====== Data shown
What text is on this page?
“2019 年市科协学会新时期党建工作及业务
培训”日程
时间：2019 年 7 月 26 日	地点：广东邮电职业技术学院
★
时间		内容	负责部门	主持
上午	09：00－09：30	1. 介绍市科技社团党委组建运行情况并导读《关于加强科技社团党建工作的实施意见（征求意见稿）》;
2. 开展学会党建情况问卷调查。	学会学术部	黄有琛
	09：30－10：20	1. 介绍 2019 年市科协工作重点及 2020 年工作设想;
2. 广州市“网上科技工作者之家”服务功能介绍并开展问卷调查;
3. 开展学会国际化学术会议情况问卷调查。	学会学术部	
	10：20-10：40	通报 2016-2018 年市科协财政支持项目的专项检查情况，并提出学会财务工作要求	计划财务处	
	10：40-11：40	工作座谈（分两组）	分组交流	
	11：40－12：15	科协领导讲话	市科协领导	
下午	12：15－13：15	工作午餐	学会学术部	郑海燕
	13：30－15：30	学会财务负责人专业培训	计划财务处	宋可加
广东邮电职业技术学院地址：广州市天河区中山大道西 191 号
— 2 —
============
**Problem to solve:** Repeat the entries exactly, all of them.

**Written answer:**
What text is on this page?
“2019 年市科协学会新时期党建工作及业务
培训”日程
时间：2019 年 7 月 26 日	地点：广东邮电职业技术学院
★
时间		内容	负责部门	主持
上午	09：00－09：30	1. 介绍市科技社团党委组建运行情况并导读《关于加强科技社团党建工作的实施意见（征求意见稿）》;
2. 开展学会党建情况问卷调查。	学会学术部	黄有琛
	09：30－10：20	1. 介绍 2019 年市科协工作重点及 2020 年工作设想;
2. 广州市“网上科技工作者之家”服务功能介绍并开展问卷调查;
3. 开展学会国际化学术会议情况问卷调查。	学会学术部	
	10：20-10：40	通报 2016-2018 年市科协财政支持项目的专项检查情况，并提出学会财务工作要求	计划财务处	
	10：40-11：40	工作座谈（分两组）	分组交流	
	11：40－12：15	科协领导讲话	市科协领导	
下午	12：15－13：15	工作午餐	学会学术部	郑海燕
	13：30－15：30	学会财务负责人专业培训	计划财务处	宋可加
广东邮电职业技术学院地址：广州市天河区中山大道西 191 号
— 2 —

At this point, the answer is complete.